* _TASK BRIEF_:
Each line that holds the word "particulier" counts once; report how many lines do so and nothing else.

* _MATERIAL SUPPLIED_:
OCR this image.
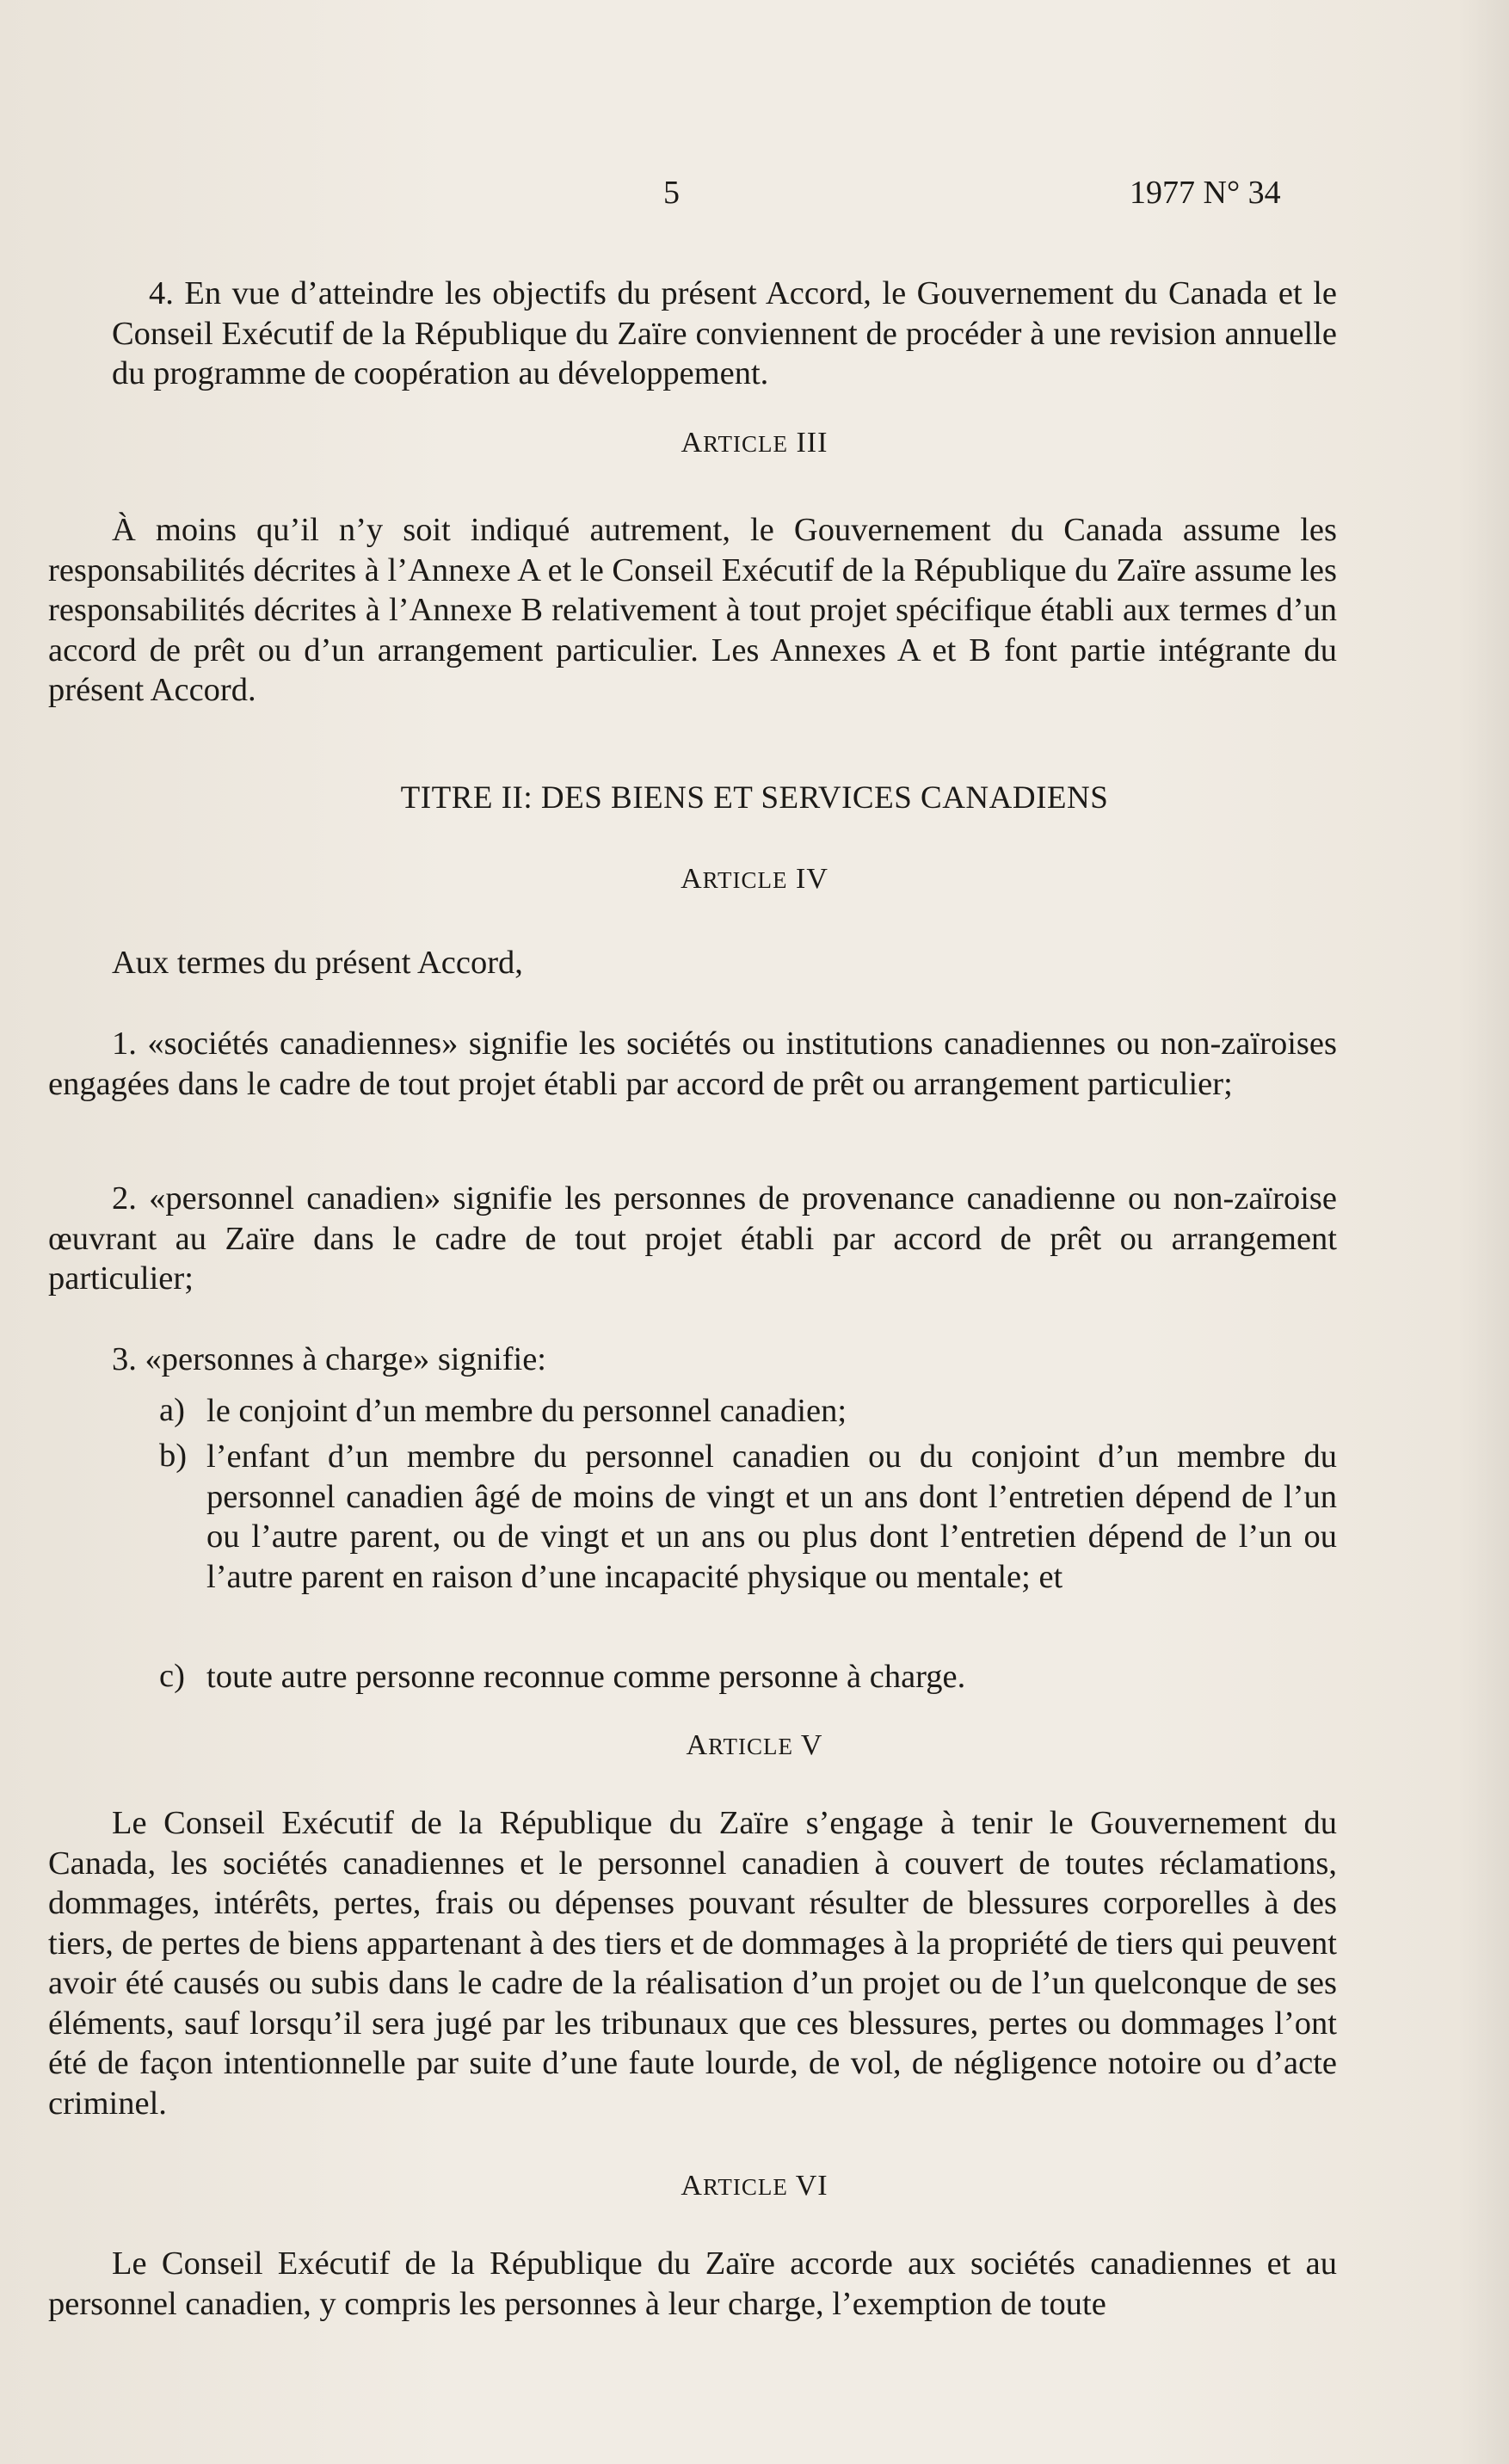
5	1977 N° 34

4. En vue d’atteindre les objectifs du présent Accord, le Gouvernement du Canada et le Conseil Exécutif de la République du Zaïre conviennent de procéder à une revision annuelle du programme de coopération au développement.

ARTICLE III

À moins qu’il n’y soit indiqué autrement, le Gouvernement du Canada assume les responsabilités décrites à l’Annexe A et le Conseil Exécutif de la République du Zaïre assume les responsabilités décrites à l’Annexe B relativement à tout projet spécifique établi aux termes d’un accord de prêt ou d’un arrangement particulier. Les Annexes A et B font partie intégrante du présent Accord.

TITRE II: DES BIENS ET SERVICES CANADIENS

ARTICLE IV

Aux termes du présent Accord,

1. «sociétés canadiennes» signifie les sociétés ou institutions canadiennes ou non-zaïroises engagées dans le cadre de tout projet établi par accord de prêt ou arrangement particulier;

2. «personnel canadien» signifie les personnes de provenance canadienne ou non-zaïroise œuvrant au Zaïre dans le cadre de tout projet établi par accord de prêt ou arrangement particulier;

3. «personnes à charge» signifie:

a) le conjoint d’un membre du personnel canadien;

b) l’enfant d’un membre du personnel canadien ou du conjoint d’un membre du personnel canadien âgé de moins de vingt et un ans dont l’entretien dépend de l’un ou l’autre parent, ou de vingt et un ans ou plus dont l’entretien dépend de l’un ou l’autre parent en raison d’une incapacité physique ou mentale; et

c) toute autre personne reconnue comme personne à charge.

ARTICLE V

Le Conseil Exécutif de la République du Zaïre s’engage à tenir le Gouvernement du Canada, les sociétés canadiennes et le personnel canadien à couvert de toutes réclamations, dommages, intérêts, pertes, frais ou dépenses pouvant résulter de blessures corporelles à des tiers, de pertes de biens appartenant à des tiers et de dommages à la propriété de tiers qui peuvent avoir été causés ou subis dans le cadre de la réalisation d’un projet ou de l’un quelconque de ses éléments, sauf lorsqu’il sera jugé par les tribunaux que ces blessures, pertes ou dommages l’ont été de façon intentionnelle par suite d’une faute lourde, de vol, de négligence notoire ou d’acte criminel.

ARTICLE VI

Le Conseil Exécutif de la République du Zaïre accorde aux sociétés canadiennes et au personnel canadien, y compris les personnes à leur charge, l’exemption de toute
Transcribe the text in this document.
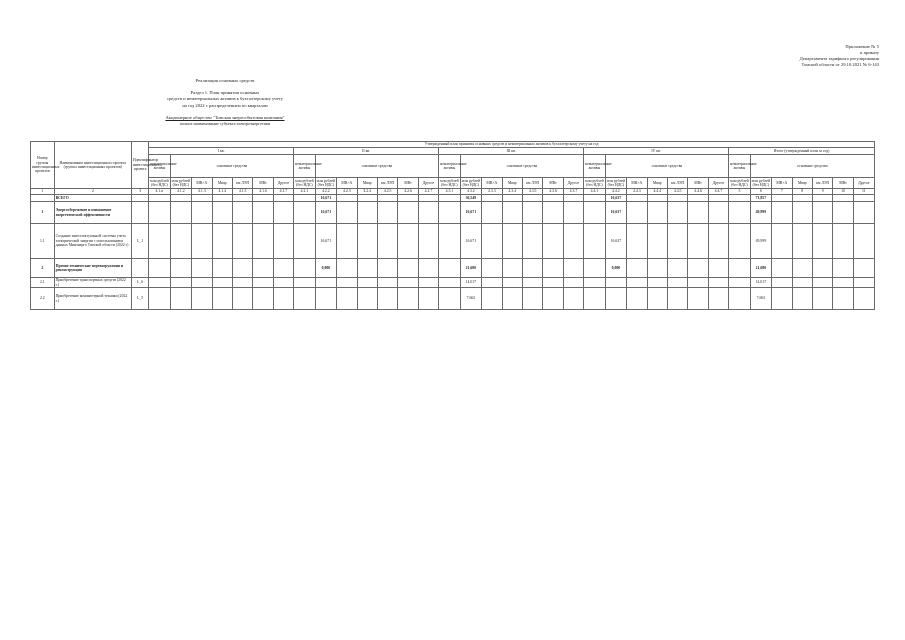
Приложение № 5
к приказу
Департамента тарифного регулирования
Томской области от 29.10.2021 № 6-143
Реализация основных средств
Раздел 1. План принятия основных
средств и нематериальных активов к бухгалтерскому учету
на год 2022 с распределением по кварталам
Акционерное общество "Томская энергосбытовая компания"
полное наименование субъекта электроэнергетики
Номер группы инвестиционных проектов	Наименование инвестиционного проекта (группы инвестиционных проектов)	Идентификатор инвестиционного проекта	Утвержденный план принятия основных средств и нематериальных активов к бухгалтерскому учету на год																																		
			I кв.							II кв.							III кв.							IV кв.							Итого (утвержденный план за год)						
			нематериальные активы	основные средства						нематериальные активы	основные средства						нематериальные активы	основные средства						нематериальные активы	основные средства						нематериальные активы	основные средства					
			млн рублей (без НДС)	млн рублей (без НДС)	МВ×А	Мвар	км ЛЭП	МВт	Другое	млн рублей (без НДС)	млн рублей (без НДС)	МВ×А	Мвар	км ЛЭП	МВт	Другое	млн рублей (без НДС)	млн рублей (без НДС)	МВ×А	Мвар	км ЛЭП	МВт	Другое	млн рублей (без НДС)	млн рублей (без НДС)	МВ×А	Мвар	км ЛЭП	МВт	Другое	млн рублей (без НДС)	млн рублей (без НДС)	МВ×А	Мвар	км ЛЭП	МВт	Другое
1	2	3	4.1.п	4.1.2	4.1.3	4.1.4	4.1.5	4.1.6	4.1.7	4.2.1	4.2.2	4.2.3	4.2.4	4.2.5	4.2.6	4.2.7	4.3.1	4.3.2	4.3.3	4.3.4	4.3.5	4.3.6	4.3.7	4.4.1	4.4.2	4.4.3	4.4.4	4.4.5	4.4.6	4.4.7	5	6	7	8	9	10	11
	ВСЕГО										16,671							36,549							16,637							71,857					
1	Энергосбережение и повышение энергетической эффективности										16,671							16,671							16,637							49,999					
1.1	Создание интеллектуальной системы учета электрической энергии с использованием данных Минэнерго Томской области (2022 г)	L_1									16,671							16,671							16,637							49,999					
2	Прочие технические перевооружения и реконструкция										0,000							21,680							0,000							21,680					
2.1	Приобретение транспортных средств (2022 г.)	L_6																14,017														14,017					
2.2	Приобретение компьютерной техники (2022 г.)	L_5																7,663														7,663					
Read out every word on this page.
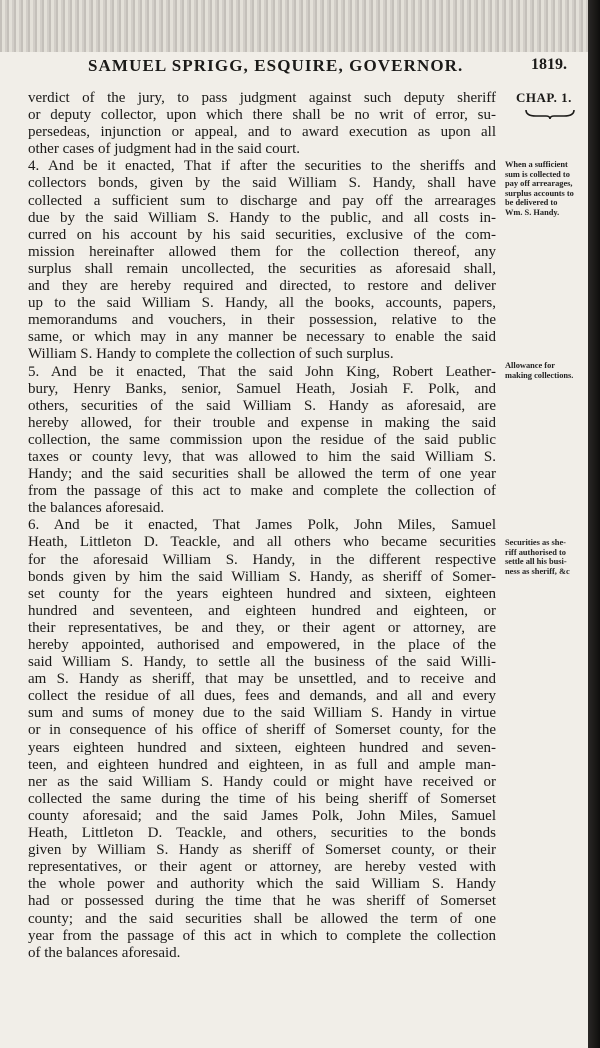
SAMUEL SPRIGG, ESQUIRE, GOVERNOR.	1819.
CHAP. 1.
verdict of the jury, to pass judgment against such deputy sheriff
or deputy collector, upon which there shall be no writ of error, su-
persedeas, injunction or appeal, and to award execution as upon all
other cases of judgment had in the said court.
4. And be it enacted, That if after the securities to the sheriffs and
collectors bonds, given by the said William S. Handy, shall have
collected a sufficient sum to discharge and pay off the arrearages
due by the said William S. Handy to the public, and all costs in-
curred on his account by his said securities, exclusive of the com-
mission hereinafter allowed them for the collection thereof, any
surplus shall remain uncollected, the securities as aforesaid shall,
and they are hereby required and directed, to restore and deliver
up to the said William S. Handy, all the books, accounts, papers,
memorandums and vouchers, in their possession, relative to the
same, or which may in any manner be necessary to enable the said
William S. Handy to complete the collection of such surplus.
5. And be it enacted, That the said John King, Robert Leather-
bury, Henry Banks, senior, Samuel Heath, Josiah F. Polk, and
others, securities of the said William S. Handy as aforesaid, are
hereby allowed, for their trouble and expense in making the said
collection, the same commission upon the residue of the said public
taxes or county levy, that was allowed to him the said William S.
Handy; and the said securities shall be allowed the term of one year
from the passage of this act to make and complete the collection of
the balances aforesaid.
6. And be it enacted, That James Polk, John Miles, Samuel
Heath, Littleton D. Teackle, and all others who became securities
for the aforesaid William S. Handy, in the different respective
bonds given by him the said William S. Handy, as sheriff of Somer-
set county for the years eighteen hundred and sixteen, eighteen
hundred and seventeen, and eighteen hundred and eighteen, or
their representatives, be and they, or their agent or attorney, are
hereby appointed, authorised and empowered, in the place of the
said William S. Handy, to settle all the business of the said Willi-
am S. Handy as sheriff, that may be unsettled, and to receive and
collect the residue of all dues, fees and demands, and all and every
sum and sums of money due to the said William S. Handy in virtue
or in consequence of his office of sheriff of Somerset county, for the
years eighteen hundred and sixteen, eighteen hundred and seven-
teen, and eighteen hundred and eighteen, in as full and ample man-
ner as the said William S. Handy could or might have received or
collected the same during the time of his being sheriff of Somerset
county aforesaid; and the said James Polk, John Miles, Samuel
Heath, Littleton D. Teackle, and others, securities to the bonds
given by William S. Handy as sheriff of Somerset county, or their
representatives, or their agent or attorney, are hereby vested with
the whole power and authority which the said William S. Handy
had or possessed during the time that he was sheriff of Somerset
county; and the said securities shall be allowed the term of one
year from the passage of this act in which to complete the collection
of the balances aforesaid.
When a sufficient
sum is collected to
pay off arrearages,
surplus accounts to
be delivered to
Wm. S. Handy.
Allowance for
making collections.
Securities as she-
riff authorised to
settle all his busi-
ness as sheriff, &c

* _CORRECT RESULT_:
3